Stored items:
________________
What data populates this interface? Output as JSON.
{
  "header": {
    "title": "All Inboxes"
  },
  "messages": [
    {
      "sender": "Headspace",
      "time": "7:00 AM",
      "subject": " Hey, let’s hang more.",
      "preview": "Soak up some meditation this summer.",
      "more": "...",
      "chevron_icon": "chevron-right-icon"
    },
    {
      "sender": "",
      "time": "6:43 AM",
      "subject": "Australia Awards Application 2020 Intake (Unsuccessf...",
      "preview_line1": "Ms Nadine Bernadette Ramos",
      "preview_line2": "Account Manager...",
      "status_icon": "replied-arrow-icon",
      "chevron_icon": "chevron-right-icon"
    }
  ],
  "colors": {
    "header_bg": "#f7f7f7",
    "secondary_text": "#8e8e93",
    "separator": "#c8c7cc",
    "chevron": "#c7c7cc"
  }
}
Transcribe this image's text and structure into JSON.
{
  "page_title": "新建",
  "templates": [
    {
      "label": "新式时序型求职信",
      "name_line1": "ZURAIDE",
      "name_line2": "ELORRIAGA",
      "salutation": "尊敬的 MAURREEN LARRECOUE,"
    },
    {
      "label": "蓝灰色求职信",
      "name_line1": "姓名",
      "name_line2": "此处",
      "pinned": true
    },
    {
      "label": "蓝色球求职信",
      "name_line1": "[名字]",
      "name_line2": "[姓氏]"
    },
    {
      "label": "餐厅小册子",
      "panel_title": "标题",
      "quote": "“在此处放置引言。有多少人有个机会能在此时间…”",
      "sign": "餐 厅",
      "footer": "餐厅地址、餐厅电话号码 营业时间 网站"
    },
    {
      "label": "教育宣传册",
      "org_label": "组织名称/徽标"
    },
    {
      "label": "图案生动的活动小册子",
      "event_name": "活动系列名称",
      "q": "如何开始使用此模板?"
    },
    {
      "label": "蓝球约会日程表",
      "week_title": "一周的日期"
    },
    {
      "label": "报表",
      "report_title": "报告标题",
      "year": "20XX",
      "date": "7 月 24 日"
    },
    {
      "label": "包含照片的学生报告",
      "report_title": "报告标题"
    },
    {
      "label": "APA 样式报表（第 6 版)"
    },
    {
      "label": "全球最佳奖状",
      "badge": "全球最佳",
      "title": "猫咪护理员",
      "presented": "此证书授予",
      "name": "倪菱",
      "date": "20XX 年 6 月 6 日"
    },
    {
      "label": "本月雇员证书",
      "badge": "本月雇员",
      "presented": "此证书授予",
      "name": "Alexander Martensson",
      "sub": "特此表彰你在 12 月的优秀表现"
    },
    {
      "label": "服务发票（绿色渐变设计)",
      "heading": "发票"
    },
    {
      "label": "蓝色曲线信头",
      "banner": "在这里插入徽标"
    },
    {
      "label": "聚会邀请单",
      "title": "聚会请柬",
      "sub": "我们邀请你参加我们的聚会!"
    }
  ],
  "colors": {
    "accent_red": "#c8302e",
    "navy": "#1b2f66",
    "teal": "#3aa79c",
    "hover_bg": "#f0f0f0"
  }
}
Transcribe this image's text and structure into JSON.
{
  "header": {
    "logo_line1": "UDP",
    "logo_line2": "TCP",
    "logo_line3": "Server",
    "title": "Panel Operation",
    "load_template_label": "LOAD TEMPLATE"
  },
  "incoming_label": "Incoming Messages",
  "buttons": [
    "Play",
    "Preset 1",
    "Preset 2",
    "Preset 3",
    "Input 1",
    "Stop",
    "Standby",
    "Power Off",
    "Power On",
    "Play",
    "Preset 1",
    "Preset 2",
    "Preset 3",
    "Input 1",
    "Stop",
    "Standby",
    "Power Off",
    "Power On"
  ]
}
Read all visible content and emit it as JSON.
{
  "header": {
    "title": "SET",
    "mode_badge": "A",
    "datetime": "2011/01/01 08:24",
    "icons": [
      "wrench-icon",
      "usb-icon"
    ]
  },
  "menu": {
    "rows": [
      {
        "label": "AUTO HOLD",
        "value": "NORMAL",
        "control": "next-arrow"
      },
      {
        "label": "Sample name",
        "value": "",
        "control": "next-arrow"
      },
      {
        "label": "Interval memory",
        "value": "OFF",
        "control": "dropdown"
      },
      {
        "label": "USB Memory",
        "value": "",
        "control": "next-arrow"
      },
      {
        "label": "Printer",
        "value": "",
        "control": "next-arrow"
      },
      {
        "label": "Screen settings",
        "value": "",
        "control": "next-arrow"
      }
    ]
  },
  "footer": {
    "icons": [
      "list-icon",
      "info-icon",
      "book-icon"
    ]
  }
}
________________
## Written problem
Keep only those lines of the records that hold "JSON", and return them.

## Solution to the problem
What data populates this interface? Output as JSON.
Transcribe this image's text and structure into JSON.
Transcribe this image's text and structure into JSON.
Read all visible content and emit it as JSON.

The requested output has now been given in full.